#### [Raw data]
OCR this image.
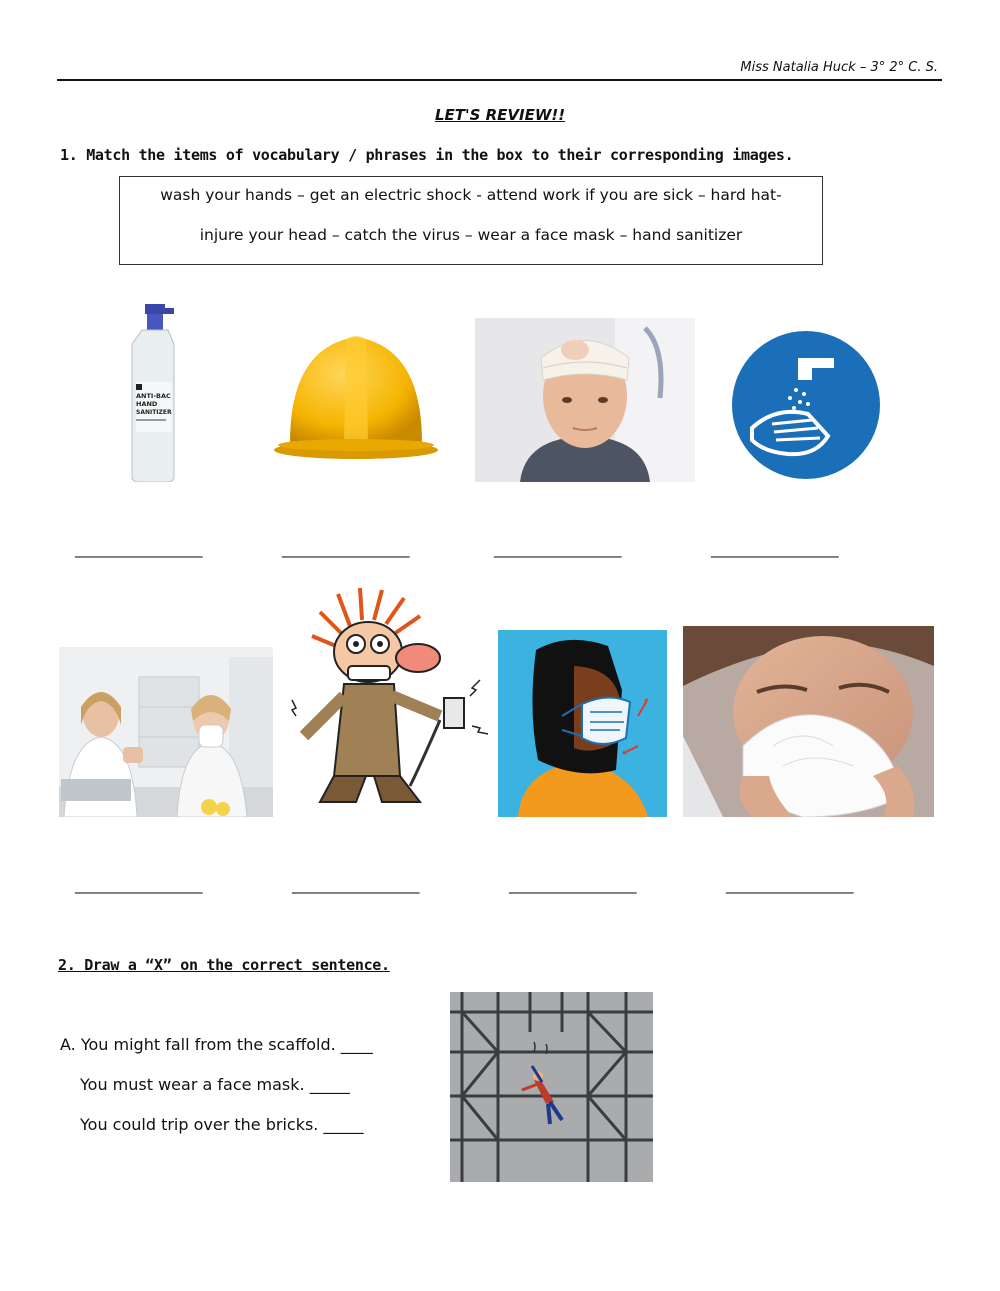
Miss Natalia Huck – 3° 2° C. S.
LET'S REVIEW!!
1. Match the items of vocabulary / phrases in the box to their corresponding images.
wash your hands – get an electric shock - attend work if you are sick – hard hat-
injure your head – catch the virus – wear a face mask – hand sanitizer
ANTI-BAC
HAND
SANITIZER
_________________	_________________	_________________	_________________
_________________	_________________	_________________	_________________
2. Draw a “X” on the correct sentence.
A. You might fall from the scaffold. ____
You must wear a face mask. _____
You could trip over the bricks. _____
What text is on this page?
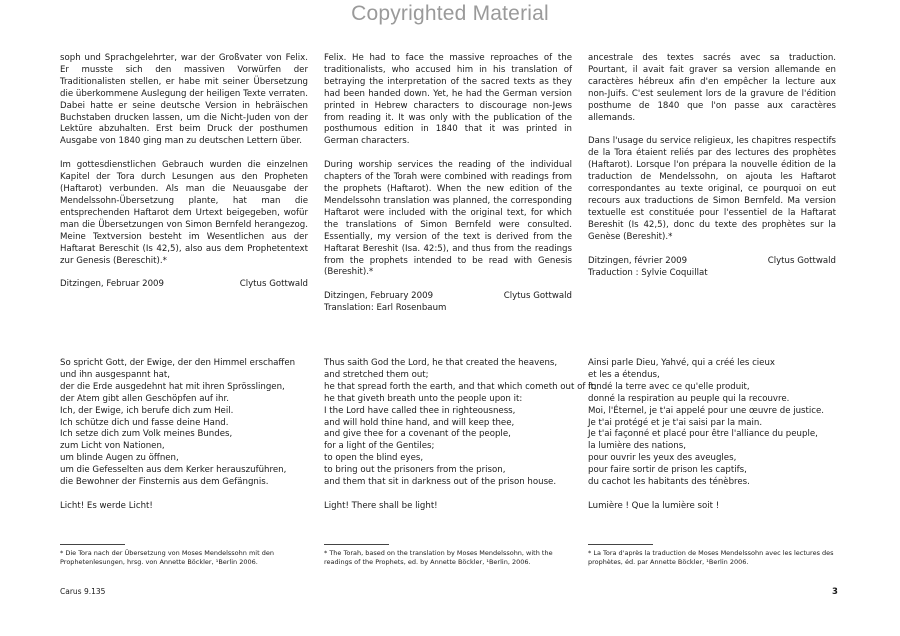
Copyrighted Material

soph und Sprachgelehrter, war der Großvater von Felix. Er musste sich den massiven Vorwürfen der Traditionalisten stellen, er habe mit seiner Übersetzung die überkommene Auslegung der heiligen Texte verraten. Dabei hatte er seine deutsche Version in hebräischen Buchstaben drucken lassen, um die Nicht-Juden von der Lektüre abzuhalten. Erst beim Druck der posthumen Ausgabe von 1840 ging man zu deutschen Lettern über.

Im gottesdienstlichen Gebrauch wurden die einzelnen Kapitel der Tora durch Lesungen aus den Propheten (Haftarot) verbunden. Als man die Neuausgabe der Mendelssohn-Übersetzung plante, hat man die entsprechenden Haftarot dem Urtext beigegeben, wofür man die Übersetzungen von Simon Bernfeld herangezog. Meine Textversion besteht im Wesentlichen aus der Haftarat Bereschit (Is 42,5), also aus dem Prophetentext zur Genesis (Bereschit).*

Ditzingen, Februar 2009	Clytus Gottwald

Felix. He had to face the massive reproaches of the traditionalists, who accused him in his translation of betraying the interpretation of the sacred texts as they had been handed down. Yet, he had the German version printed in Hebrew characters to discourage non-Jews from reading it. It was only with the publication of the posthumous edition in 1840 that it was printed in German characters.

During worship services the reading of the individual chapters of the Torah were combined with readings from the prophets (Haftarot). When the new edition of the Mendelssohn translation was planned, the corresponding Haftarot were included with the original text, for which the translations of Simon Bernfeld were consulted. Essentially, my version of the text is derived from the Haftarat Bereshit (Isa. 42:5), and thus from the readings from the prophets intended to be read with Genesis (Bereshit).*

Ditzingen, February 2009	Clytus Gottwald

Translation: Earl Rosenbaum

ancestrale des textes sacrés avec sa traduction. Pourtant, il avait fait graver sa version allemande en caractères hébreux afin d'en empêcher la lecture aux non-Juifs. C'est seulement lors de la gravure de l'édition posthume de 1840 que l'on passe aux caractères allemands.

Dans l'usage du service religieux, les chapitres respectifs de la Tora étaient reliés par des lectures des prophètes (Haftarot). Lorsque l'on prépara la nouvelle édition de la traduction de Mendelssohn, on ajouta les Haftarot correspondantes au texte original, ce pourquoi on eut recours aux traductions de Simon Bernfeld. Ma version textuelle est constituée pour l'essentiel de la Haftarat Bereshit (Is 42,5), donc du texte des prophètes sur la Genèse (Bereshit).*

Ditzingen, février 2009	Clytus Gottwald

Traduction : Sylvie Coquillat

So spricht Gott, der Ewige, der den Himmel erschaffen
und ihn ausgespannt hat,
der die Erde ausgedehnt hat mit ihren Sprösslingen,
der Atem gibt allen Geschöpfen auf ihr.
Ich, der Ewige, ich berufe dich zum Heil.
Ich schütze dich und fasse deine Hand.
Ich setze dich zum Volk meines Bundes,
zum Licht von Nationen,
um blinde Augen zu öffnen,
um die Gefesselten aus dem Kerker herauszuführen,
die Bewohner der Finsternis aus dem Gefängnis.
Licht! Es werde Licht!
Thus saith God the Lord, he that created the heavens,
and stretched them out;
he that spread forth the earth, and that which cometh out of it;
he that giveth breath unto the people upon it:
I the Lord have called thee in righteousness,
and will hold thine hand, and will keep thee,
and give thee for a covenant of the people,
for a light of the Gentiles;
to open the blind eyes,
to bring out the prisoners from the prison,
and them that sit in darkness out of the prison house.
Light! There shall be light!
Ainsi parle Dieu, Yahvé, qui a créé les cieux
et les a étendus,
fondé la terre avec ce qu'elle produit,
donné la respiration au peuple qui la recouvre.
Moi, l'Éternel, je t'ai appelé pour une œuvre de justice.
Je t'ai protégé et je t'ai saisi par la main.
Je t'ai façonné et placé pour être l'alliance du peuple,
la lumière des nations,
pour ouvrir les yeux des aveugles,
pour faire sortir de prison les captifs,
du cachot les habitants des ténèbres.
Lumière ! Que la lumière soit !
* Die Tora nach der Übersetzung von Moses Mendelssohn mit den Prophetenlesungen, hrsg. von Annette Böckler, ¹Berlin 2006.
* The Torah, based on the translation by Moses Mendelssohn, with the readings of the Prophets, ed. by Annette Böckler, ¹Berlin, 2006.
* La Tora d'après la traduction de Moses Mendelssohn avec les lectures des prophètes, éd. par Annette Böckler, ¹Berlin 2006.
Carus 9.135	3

#### [Work task]
If a record contains a picture, drop the picture and repeat the rest exactly.

#### [Task output]
OCR this image.
Miss Natalia Huck – 3° 2° C. S.
LET'S REVIEW!!
1. Match the items of vocabulary / phrases in the box to their corresponding images.
wash your hands – get an electric shock - attend work if you are sick – hard hat-
injure your head – catch the virus – wear a face mask – hand sanitizer
ANTI-BAC
HAND
SANITIZER
_________________	_________________	_________________	_________________
_________________	_________________	_________________	_________________
2. Draw a “X” on the correct sentence.
A. You might fall from the scaffold. ____
You must wear a face mask. _____
You could trip over the bricks. _____
What text is on this page?
Copyrighted Material

soph und Sprachgelehrter, war der Großvater von Felix. Er musste sich den massiven Vorwürfen der Traditionalisten stellen, er habe mit seiner Übersetzung die überkommene Auslegung der heiligen Texte verraten. Dabei hatte er seine deutsche Version in hebräischen Buchstaben drucken lassen, um die Nicht-Juden von der Lektüre abzuhalten. Erst beim Druck der posthumen Ausgabe von 1840 ging man zu deutschen Lettern über.

Im gottesdienstlichen Gebrauch wurden die einzelnen Kapitel der Tora durch Lesungen aus den Propheten (Haftarot) verbunden. Als man die Neuausgabe der Mendelssohn-Übersetzung plante, hat man die entsprechenden Haftarot dem Urtext beigegeben, wofür man die Übersetzungen von Simon Bernfeld herangezog. Meine Textversion besteht im Wesentlichen aus der Haftarat Bereschit (Is 42,5), also aus dem Prophetentext zur Genesis (Bereschit).*

Ditzingen, Februar 2009	Clytus Gottwald

Felix. He had to face the massive reproaches of the traditionalists, who accused him in his translation of betraying the interpretation of the sacred texts as they had been handed down. Yet, he had the German version printed in Hebrew characters to discourage non-Jews from reading it. It was only with the publication of the posthumous edition in 1840 that it was printed in German characters.

During worship services the reading of the individual chapters of the Torah were combined with readings from the prophets (Haftarot). When the new edition of the Mendelssohn translation was planned, the corresponding Haftarot were included with the original text, for which the translations of Simon Bernfeld were consulted. Essentially, my version of the text is derived from the Haftarat Bereshit (Isa. 42:5), and thus from the readings from the prophets intended to be read with Genesis (Bereshit).*

Ditzingen, February 2009	Clytus Gottwald

Translation: Earl Rosenbaum

ancestrale des textes sacrés avec sa traduction. Pourtant, il avait fait graver sa version allemande en caractères hébreux afin d'en empêcher la lecture aux non-Juifs. C'est seulement lors de la gravure de l'édition posthume de 1840 que l'on passe aux caractères allemands.

Dans l'usage du service religieux, les chapitres respectifs de la Tora étaient reliés par des lectures des prophètes (Haftarot). Lorsque l'on prépara la nouvelle édition de la traduction de Mendelssohn, on ajouta les Haftarot correspondantes au texte original, ce pourquoi on eut recours aux traductions de Simon Bernfeld. Ma version textuelle est constituée pour l'essentiel de la Haftarat Bereshit (Is 42,5), donc du texte des prophètes sur la Genèse (Bereshit).*

Ditzingen, février 2009	Clytus Gottwald

Traduction : Sylvie Coquillat

So spricht Gott, der Ewige, der den Himmel erschaffen
und ihn ausgespannt hat,
der die Erde ausgedehnt hat mit ihren Sprösslingen,
der Atem gibt allen Geschöpfen auf ihr.
Ich, der Ewige, ich berufe dich zum Heil.
Ich schütze dich und fasse deine Hand.
Ich setze dich zum Volk meines Bundes,
zum Licht von Nationen,
um blinde Augen zu öffnen,
um die Gefesselten aus dem Kerker herauszuführen,
die Bewohner der Finsternis aus dem Gefängnis.
Licht! Es werde Licht!
Thus saith God the Lord, he that created the heavens,
and stretched them out;
he that spread forth the earth, and that which cometh out of it;
he that giveth breath unto the people upon it:
I the Lord have called thee in righteousness,
and will hold thine hand, and will keep thee,
and give thee for a covenant of the people,
for a light of the Gentiles;
to open the blind eyes,
to bring out the prisoners from the prison,
and them that sit in darkness out of the prison house.
Light! There shall be light!
Ainsi parle Dieu, Yahvé, qui a créé les cieux
et les a étendus,
fondé la terre avec ce qu'elle produit,
donné la respiration au peuple qui la recouvre.
Moi, l'Éternel, je t'ai appelé pour une œuvre de justice.
Je t'ai protégé et je t'ai saisi par la main.
Je t'ai façonné et placé pour être l'alliance du peuple,
la lumière des nations,
pour ouvrir les yeux des aveugles,
pour faire sortir de prison les captifs,
du cachot les habitants des ténèbres.
Lumière ! Que la lumière soit !
* Die Tora nach der Übersetzung von Moses Mendelssohn mit den Prophetenlesungen, hrsg. von Annette Böckler, ¹Berlin 2006.
* The Torah, based on the translation by Moses Mendelssohn, with the readings of the Prophets, ed. by Annette Böckler, ¹Berlin, 2006.
* La Tora d'après la traduction de Moses Mendelssohn avec les lectures des prophètes, éd. par Annette Böckler, ¹Berlin 2006.
Carus 9.135	3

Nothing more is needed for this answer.